> **Task requirements**
From the entries that follow, extract each line holding the string "name".

(Rows from a dataset)
+ + +

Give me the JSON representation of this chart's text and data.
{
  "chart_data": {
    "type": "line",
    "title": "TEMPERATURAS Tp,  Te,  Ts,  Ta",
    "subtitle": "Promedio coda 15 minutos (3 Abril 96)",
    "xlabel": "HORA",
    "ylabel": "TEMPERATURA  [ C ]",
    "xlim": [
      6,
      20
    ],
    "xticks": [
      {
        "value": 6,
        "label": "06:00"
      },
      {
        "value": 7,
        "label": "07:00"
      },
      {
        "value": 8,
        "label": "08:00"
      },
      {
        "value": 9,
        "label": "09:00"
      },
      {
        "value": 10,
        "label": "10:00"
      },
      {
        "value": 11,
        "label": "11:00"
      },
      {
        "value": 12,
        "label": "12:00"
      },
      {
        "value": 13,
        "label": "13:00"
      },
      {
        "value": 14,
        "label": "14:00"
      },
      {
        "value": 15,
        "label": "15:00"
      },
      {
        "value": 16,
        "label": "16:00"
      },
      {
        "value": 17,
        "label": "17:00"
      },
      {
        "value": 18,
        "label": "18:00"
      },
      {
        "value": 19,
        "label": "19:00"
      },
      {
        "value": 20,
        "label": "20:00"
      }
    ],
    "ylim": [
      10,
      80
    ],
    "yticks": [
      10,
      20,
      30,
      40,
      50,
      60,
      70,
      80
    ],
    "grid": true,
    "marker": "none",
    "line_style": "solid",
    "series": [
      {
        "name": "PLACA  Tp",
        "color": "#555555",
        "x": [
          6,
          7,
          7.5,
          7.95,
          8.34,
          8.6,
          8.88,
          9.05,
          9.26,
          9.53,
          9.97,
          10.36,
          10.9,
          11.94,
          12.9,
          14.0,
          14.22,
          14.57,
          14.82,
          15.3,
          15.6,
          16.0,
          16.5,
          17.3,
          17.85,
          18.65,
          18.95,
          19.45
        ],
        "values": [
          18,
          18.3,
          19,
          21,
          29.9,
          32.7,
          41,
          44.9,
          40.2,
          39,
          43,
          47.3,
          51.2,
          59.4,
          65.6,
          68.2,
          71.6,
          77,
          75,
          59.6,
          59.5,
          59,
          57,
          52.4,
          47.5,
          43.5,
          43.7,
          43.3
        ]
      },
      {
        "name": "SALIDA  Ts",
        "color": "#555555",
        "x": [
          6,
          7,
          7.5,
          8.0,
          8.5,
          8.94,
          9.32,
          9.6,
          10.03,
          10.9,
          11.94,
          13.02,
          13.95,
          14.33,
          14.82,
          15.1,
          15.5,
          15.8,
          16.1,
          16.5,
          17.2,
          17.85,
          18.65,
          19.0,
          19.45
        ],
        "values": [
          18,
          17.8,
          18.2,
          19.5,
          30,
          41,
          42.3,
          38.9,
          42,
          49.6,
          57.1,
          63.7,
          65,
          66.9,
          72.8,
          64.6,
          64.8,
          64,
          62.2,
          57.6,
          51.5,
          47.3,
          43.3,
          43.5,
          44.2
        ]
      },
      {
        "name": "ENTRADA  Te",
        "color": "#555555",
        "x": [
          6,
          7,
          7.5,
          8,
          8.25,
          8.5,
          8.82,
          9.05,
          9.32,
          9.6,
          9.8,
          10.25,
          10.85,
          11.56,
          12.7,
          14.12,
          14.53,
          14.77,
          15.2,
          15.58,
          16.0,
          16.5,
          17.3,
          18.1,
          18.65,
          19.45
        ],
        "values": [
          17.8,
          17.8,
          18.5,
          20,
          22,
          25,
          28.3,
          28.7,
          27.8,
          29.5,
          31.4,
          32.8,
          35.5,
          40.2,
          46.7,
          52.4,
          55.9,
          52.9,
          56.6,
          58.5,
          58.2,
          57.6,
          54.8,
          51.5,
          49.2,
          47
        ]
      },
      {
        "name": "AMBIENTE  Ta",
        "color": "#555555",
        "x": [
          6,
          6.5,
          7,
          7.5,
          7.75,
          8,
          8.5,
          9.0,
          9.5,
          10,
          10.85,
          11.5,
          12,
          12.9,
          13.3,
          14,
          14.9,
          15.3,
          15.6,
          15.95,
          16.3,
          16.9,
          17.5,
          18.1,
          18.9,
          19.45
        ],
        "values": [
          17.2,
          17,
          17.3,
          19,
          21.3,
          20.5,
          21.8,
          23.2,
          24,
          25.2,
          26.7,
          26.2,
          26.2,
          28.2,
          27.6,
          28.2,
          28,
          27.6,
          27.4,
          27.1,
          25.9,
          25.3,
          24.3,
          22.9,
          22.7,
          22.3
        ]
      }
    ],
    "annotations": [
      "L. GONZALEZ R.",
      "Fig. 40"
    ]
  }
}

+ + +

> **Output below**
        "name": "PLACA  Tp",
        "name": "SALIDA  Ts",
        "name": "ENTRADA  Te",
        "name": "AMBIENTE  Ta",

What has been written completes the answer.